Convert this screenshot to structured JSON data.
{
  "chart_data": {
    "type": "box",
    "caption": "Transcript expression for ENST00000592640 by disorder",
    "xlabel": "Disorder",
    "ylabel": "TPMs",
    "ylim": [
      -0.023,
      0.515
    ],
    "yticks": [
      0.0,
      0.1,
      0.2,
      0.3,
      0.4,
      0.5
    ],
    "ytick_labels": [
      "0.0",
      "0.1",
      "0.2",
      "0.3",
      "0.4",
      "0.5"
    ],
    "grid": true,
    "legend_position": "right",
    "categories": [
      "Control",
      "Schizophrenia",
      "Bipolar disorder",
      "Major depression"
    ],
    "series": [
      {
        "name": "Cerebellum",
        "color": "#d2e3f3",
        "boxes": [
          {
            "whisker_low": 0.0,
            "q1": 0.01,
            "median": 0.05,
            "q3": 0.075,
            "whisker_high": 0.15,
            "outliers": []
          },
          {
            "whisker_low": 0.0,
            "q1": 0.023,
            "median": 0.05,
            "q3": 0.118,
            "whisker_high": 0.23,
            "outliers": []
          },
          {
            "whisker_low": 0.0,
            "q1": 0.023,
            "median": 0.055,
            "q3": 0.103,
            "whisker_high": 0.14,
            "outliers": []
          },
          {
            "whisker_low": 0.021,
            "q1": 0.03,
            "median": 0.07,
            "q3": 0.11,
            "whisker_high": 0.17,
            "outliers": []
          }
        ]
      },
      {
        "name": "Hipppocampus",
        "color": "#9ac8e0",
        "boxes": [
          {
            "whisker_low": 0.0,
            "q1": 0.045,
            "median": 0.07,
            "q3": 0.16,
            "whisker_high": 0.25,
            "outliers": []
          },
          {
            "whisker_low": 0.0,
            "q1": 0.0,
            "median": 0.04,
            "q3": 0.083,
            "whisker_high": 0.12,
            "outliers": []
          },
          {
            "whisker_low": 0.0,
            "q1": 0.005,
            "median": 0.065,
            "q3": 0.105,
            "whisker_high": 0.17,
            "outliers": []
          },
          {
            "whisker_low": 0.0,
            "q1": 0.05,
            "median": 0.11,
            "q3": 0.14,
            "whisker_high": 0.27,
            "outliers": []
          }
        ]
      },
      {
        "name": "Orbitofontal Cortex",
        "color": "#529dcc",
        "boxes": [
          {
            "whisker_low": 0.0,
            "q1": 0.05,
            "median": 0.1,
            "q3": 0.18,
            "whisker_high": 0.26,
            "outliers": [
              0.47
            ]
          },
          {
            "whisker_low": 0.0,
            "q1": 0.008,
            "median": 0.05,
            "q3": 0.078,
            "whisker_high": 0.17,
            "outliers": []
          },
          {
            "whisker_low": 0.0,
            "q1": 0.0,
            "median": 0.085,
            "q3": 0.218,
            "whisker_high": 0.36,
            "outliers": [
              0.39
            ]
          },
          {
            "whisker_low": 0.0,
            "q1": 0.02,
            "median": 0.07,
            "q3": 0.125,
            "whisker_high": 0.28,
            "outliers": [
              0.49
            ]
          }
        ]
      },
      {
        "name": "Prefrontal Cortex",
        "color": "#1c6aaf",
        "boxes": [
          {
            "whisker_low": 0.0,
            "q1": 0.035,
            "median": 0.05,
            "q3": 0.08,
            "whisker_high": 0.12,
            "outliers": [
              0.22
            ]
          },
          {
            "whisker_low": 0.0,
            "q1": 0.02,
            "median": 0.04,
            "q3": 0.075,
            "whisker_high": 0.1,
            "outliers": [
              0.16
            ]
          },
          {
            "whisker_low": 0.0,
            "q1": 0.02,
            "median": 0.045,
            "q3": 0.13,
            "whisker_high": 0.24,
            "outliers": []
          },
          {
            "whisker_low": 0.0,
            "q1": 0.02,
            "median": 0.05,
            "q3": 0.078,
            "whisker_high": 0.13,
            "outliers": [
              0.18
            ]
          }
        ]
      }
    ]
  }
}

::::::

§ Task to complete: Scan the records above for the string "Cortex", then report every line that contains it.

§ Task result:
        "name": "Orbitofontal Cortex",
        "name": "Prefrontal Cortex",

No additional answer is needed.